--- START Supplied records ---

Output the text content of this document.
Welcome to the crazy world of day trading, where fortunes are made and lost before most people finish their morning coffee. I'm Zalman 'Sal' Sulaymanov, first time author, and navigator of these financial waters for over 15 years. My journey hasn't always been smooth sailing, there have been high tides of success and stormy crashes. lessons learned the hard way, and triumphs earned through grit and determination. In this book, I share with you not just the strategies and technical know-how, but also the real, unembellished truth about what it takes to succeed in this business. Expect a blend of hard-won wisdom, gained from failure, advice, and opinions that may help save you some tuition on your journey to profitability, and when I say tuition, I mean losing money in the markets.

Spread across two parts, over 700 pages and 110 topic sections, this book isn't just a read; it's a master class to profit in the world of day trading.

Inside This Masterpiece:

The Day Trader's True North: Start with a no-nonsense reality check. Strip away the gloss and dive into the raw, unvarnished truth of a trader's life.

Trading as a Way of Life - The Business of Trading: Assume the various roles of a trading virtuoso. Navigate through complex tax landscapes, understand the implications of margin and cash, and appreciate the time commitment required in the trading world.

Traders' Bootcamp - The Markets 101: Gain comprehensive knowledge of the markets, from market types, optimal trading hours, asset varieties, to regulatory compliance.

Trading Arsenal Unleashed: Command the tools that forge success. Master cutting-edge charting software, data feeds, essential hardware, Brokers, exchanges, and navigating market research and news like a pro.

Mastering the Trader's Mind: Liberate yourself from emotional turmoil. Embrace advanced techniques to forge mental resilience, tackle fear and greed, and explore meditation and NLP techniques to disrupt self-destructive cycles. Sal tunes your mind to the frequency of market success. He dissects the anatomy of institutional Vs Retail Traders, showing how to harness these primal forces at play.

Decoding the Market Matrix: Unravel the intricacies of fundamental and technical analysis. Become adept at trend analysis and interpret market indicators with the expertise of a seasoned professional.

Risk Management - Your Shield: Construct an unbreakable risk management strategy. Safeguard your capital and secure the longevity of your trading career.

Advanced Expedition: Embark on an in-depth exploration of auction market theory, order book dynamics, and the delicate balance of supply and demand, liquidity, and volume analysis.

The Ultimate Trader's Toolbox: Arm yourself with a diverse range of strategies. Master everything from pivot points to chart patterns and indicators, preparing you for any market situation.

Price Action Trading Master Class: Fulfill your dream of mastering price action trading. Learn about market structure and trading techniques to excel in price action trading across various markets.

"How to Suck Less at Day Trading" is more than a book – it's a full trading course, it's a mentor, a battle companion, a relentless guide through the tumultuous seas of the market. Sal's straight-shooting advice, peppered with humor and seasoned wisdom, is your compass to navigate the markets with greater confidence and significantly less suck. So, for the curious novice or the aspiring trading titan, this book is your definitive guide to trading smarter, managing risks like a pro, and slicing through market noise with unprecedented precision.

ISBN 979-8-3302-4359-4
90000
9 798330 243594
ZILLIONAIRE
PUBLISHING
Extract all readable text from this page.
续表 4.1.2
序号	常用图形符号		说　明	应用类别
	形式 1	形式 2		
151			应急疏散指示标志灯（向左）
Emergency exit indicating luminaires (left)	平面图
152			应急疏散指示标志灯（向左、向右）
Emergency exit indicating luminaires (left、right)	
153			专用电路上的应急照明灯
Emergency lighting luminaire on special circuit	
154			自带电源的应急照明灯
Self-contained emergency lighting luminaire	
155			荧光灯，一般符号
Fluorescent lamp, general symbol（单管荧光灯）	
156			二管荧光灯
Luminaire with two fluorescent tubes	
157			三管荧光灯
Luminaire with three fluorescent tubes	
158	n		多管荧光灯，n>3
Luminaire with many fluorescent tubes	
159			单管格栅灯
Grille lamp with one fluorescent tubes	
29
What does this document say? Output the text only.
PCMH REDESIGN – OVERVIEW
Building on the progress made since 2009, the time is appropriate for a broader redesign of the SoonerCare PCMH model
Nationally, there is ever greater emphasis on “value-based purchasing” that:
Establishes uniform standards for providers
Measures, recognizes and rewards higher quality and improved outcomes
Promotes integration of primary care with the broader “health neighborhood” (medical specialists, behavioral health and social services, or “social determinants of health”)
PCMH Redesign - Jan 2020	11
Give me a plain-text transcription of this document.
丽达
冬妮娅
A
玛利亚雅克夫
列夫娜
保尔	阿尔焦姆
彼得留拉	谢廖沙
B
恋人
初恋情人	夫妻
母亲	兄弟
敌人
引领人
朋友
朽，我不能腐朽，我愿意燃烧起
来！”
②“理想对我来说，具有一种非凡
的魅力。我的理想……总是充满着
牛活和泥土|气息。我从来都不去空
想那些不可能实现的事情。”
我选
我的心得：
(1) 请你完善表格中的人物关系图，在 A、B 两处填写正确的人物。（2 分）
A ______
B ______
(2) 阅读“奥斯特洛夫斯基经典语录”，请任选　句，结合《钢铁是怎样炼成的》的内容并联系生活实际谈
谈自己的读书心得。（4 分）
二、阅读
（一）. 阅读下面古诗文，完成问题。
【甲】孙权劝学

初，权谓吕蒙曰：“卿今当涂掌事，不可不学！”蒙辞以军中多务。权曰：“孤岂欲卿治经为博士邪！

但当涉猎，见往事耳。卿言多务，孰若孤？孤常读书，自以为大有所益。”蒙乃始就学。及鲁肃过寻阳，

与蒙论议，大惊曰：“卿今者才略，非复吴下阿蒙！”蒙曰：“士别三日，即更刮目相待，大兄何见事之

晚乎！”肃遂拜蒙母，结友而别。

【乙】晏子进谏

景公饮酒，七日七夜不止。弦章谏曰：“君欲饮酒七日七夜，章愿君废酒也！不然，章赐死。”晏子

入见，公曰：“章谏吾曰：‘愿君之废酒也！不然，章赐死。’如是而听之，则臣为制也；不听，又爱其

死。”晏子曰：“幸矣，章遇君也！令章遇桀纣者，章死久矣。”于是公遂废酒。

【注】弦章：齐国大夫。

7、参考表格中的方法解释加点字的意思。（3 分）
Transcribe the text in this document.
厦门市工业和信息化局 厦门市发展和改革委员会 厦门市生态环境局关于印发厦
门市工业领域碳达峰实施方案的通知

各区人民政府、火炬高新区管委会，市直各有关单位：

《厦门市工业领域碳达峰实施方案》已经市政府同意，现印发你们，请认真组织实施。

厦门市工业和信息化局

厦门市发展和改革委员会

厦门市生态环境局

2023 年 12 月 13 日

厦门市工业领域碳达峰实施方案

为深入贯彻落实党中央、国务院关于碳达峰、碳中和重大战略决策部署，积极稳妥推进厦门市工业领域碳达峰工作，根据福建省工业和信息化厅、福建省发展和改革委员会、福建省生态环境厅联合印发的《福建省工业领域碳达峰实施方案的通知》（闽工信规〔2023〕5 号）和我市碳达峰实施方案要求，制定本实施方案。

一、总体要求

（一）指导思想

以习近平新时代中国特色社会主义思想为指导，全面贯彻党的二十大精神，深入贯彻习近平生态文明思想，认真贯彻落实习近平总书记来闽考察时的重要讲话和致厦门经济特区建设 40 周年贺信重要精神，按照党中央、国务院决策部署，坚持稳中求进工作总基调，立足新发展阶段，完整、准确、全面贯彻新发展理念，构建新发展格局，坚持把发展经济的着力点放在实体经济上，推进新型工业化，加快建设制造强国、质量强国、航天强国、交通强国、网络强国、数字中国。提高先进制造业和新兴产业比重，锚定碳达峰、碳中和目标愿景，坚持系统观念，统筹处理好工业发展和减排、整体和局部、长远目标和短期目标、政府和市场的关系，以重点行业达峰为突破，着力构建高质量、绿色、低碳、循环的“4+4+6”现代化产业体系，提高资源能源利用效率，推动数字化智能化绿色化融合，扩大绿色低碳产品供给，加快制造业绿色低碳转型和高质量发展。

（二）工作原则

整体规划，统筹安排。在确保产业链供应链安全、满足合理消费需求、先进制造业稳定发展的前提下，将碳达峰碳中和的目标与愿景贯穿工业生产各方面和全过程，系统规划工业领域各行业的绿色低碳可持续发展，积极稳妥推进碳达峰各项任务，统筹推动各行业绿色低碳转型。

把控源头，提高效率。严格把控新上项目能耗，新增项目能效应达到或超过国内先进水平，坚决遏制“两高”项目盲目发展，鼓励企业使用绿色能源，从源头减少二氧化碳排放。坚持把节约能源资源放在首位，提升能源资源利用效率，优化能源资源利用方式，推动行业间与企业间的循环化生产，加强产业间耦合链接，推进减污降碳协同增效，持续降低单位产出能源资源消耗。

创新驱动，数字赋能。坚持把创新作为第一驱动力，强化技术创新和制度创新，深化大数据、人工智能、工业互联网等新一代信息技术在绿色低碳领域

--- END Supplied records ---

### Task statement
Give only the number of lines in the material above that hold the word "indicating".

### Full response
2